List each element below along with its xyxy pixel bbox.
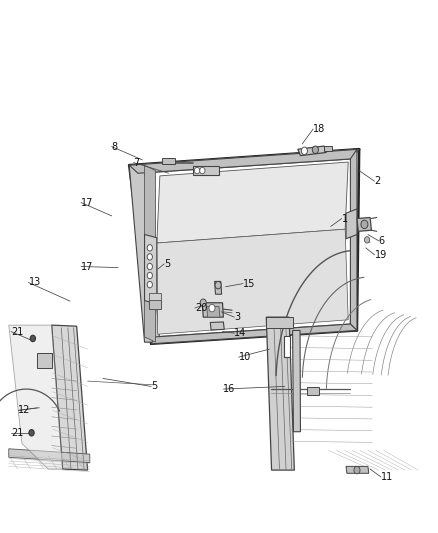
FancyBboxPatch shape: [149, 300, 161, 309]
Polygon shape: [129, 165, 160, 342]
Polygon shape: [346, 209, 357, 239]
Circle shape: [364, 237, 370, 243]
Text: 3: 3: [234, 312, 240, 322]
Polygon shape: [266, 317, 293, 328]
Polygon shape: [151, 324, 357, 344]
Text: 18: 18: [313, 124, 325, 134]
Polygon shape: [145, 165, 155, 342]
Polygon shape: [215, 281, 222, 294]
Text: 8: 8: [112, 142, 118, 151]
Circle shape: [147, 263, 152, 270]
Circle shape: [200, 299, 206, 306]
Polygon shape: [350, 149, 357, 330]
Text: 19: 19: [374, 250, 387, 260]
Polygon shape: [129, 149, 359, 173]
Polygon shape: [9, 449, 90, 463]
Polygon shape: [37, 353, 52, 368]
Circle shape: [301, 147, 307, 155]
Circle shape: [312, 146, 318, 154]
Text: 2: 2: [374, 176, 381, 186]
Circle shape: [215, 281, 221, 289]
Circle shape: [147, 245, 152, 251]
Polygon shape: [202, 303, 223, 317]
Polygon shape: [157, 162, 348, 243]
FancyBboxPatch shape: [324, 146, 332, 151]
FancyBboxPatch shape: [284, 336, 290, 357]
Text: 17: 17: [81, 262, 93, 271]
Text: 20: 20: [195, 303, 207, 313]
Text: 14: 14: [234, 328, 247, 338]
Polygon shape: [207, 306, 220, 317]
Text: 13: 13: [28, 278, 41, 287]
Circle shape: [147, 254, 152, 260]
Circle shape: [361, 220, 368, 229]
Circle shape: [29, 430, 34, 436]
Text: 1: 1: [342, 214, 348, 223]
Text: 6: 6: [379, 236, 385, 246]
Text: 5: 5: [164, 259, 170, 269]
Polygon shape: [298, 146, 326, 156]
Text: 7: 7: [134, 158, 140, 167]
Polygon shape: [157, 229, 348, 334]
Polygon shape: [346, 466, 369, 473]
Circle shape: [147, 272, 152, 279]
Text: 12: 12: [18, 406, 31, 415]
Text: 5: 5: [151, 382, 157, 391]
Circle shape: [194, 167, 200, 174]
Circle shape: [147, 281, 152, 288]
Circle shape: [30, 335, 35, 342]
Text: 15: 15: [243, 279, 255, 288]
Circle shape: [209, 304, 215, 312]
Text: 21: 21: [11, 327, 23, 336]
FancyBboxPatch shape: [193, 166, 219, 175]
Circle shape: [200, 167, 205, 174]
FancyBboxPatch shape: [307, 387, 319, 395]
Polygon shape: [293, 330, 300, 432]
FancyBboxPatch shape: [149, 293, 161, 300]
Polygon shape: [266, 317, 294, 470]
Polygon shape: [357, 217, 371, 231]
FancyBboxPatch shape: [162, 158, 175, 164]
Polygon shape: [145, 235, 157, 304]
Circle shape: [354, 466, 360, 474]
Text: 10: 10: [239, 352, 251, 362]
Text: 21: 21: [11, 428, 23, 438]
Text: 16: 16: [223, 384, 236, 394]
Polygon shape: [210, 322, 224, 330]
Polygon shape: [52, 325, 88, 470]
Text: 11: 11: [381, 472, 393, 482]
Polygon shape: [9, 325, 63, 469]
Text: 17: 17: [81, 198, 93, 207]
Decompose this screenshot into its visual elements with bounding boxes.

→ **WRITTEN REQUEST**
Rewrite the listing above as a numbered list, one line per item, with blank lines and the picture left out.

→ **SOLUTION BELOW**
1. List each element below along with its xyxy pixel bbox.
2. FancyBboxPatch shape: [149, 300, 161, 309]
3. Polygon shape: [129, 165, 160, 342]
4. Polygon shape: [346, 209, 357, 239]
5. Circle shape: [364, 237, 370, 243]
6. Text: 3: 3: [234, 312, 240, 322]
7. Polygon shape: [266, 317, 293, 328]
8. Polygon shape: [151, 324, 357, 344]
9. Text: 18: 18: [313, 124, 325, 134]
10. Polygon shape: [145, 165, 155, 342]
11. Polygon shape: [215, 281, 222, 294]
12. Text: 8: 8: [112, 142, 118, 151]
13. Circle shape: [147, 263, 152, 270]
14. Circle shape: [200, 299, 206, 306]
15. Polygon shape: [350, 149, 357, 330]
16. Text: 19: 19: [374, 250, 387, 260]
17. Polygon shape: [129, 149, 359, 173]
18. Polygon shape: [9, 449, 90, 463]
19. Polygon shape: [37, 353, 52, 368]
20. Circle shape: [301, 147, 307, 155]
21. Circle shape: [312, 146, 318, 154]
22. Text: 2: 2: [374, 176, 381, 186]
23. Circle shape: [215, 281, 221, 289]
24. Circle shape: [147, 245, 152, 251]
25. Polygon shape: [202, 303, 223, 317]
26. Polygon shape: [157, 162, 348, 243]
27. FancyBboxPatch shape: [324, 146, 332, 151]
28. FancyBboxPatch shape: [284, 336, 290, 357]
29. Text: 17: 17: [81, 262, 93, 271]
30. Text: 20: 20: [195, 303, 207, 313]
31. Text: 14: 14: [234, 328, 247, 338]
32. Polygon shape: [207, 306, 220, 317]
33. Text: 13: 13: [28, 278, 41, 287]
34. Circle shape: [147, 254, 152, 260]
35. Circle shape: [361, 220, 368, 229]
36. Circle shape: [29, 430, 34, 436]
37. Text: 1: 1: [342, 214, 348, 223]
38. Text: 6: 6: [379, 236, 385, 246]
39. Text: 5: 5: [164, 259, 170, 269]
40. Polygon shape: [298, 146, 326, 156]
41. Text: 7: 7: [134, 158, 140, 167]
42. Polygon shape: [157, 229, 348, 334]
43. Polygon shape: [346, 466, 369, 473]
44. Circle shape: [147, 272, 152, 279]
45. Text: 12: 12: [18, 406, 31, 415]
46. Text: 5: 5: [151, 382, 157, 391]
47. Circle shape: [194, 167, 200, 174]
48. Circle shape: [147, 281, 152, 288]
49. Circle shape: [30, 335, 35, 342]
50. Text: 15: 15: [243, 279, 255, 288]
51. Circle shape: [209, 304, 215, 312]
52. Text: 21: 21: [11, 327, 23, 336]
53. FancyBboxPatch shape: [193, 166, 219, 175]
54. Circle shape: [200, 167, 205, 174]
55. FancyBboxPatch shape: [307, 387, 319, 395]
56. Polygon shape: [293, 330, 300, 432]
57. FancyBboxPatch shape: [149, 293, 161, 300]
58. Polygon shape: [266, 317, 294, 470]
59. Polygon shape: [357, 217, 371, 231]
60. FancyBboxPatch shape: [162, 158, 175, 164]
61. Polygon shape: [145, 235, 157, 304]
62. Circle shape: [354, 466, 360, 474]
63. Text: 10: 10: [239, 352, 251, 362]
64. Text: 21: 21: [11, 428, 23, 438]
65. Text: 16: 16: [223, 384, 236, 394]
66. Polygon shape: [210, 322, 224, 330]
67. Polygon shape: [52, 325, 88, 470]
68. Text: 11: 11: [381, 472, 393, 482]
69. Polygon shape: [9, 325, 63, 469]
70. Text: 17: 17: [81, 198, 93, 207]
71. Decompose this screenshot into its visual elements with bounding boxes.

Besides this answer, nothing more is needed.